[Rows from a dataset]
■ ■ ■ ■

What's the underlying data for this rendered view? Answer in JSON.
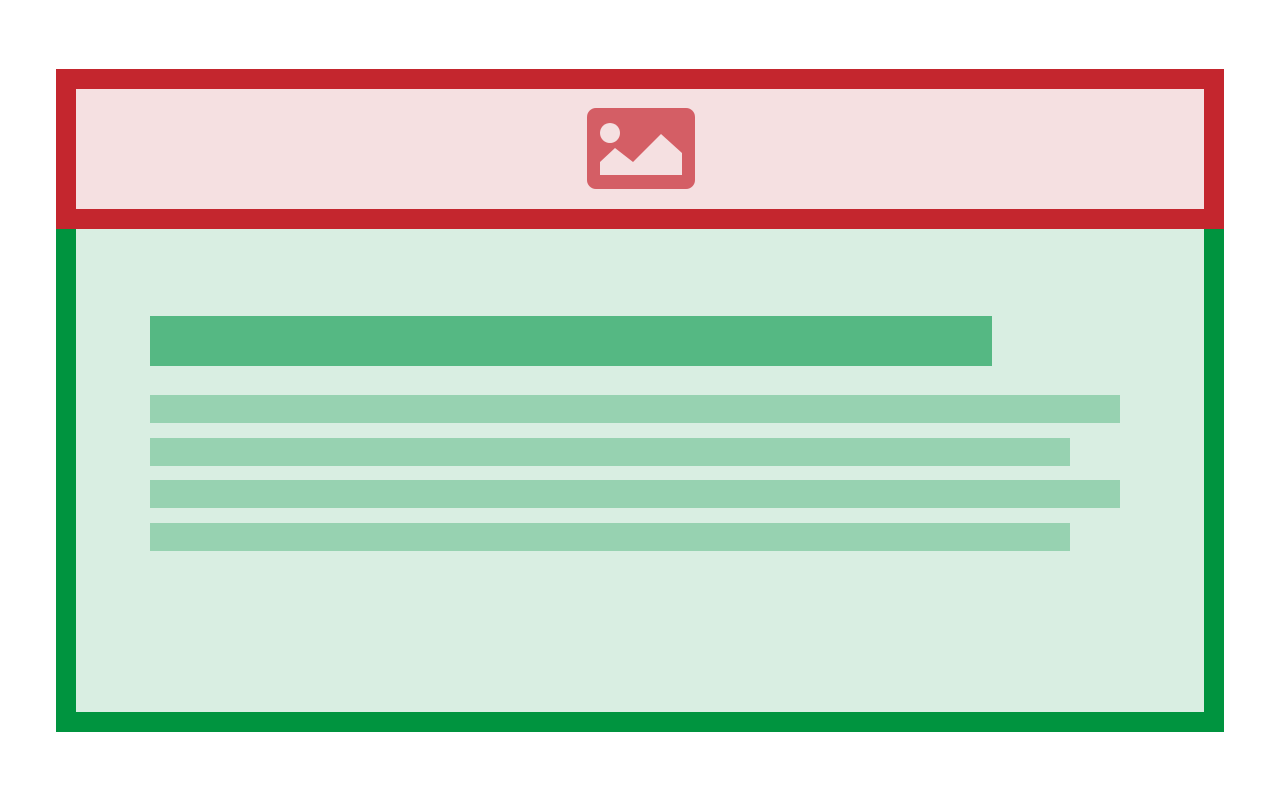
{
  "colors": {
    "header_border": "#c4262e",
    "header_fill": "#f5e0e1",
    "icon_fill": "#d45e65",
    "content_border": "#00943f",
    "content_fill": "#d9eee2",
    "heading_placeholder": "#55b883",
    "text_placeholder": "#97d2b1"
  },
  "header": {
    "icon": "image-icon"
  },
  "content": {
    "heading_placeholder_count": 1,
    "text_line_placeholder_count": 4
  }
}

■ ■ ■ ■

[Problem to work on] Repeat all of the records verbatim, leaving out the pictures.

[Final result]
What's the underlying data for this rendered view? Answer in JSON.
{
  "colors": {
    "header_border": "#c4262e",
    "header_fill": "#f5e0e1",
    "icon_fill": "#d45e65",
    "content_border": "#00943f",
    "content_fill": "#d9eee2",
    "heading_placeholder": "#55b883",
    "text_placeholder": "#97d2b1"
  },
  "header": {
    "icon": "image-icon"
  },
  "content": {
    "heading_placeholder_count": 1,
    "text_line_placeholder_count": 4
  }
}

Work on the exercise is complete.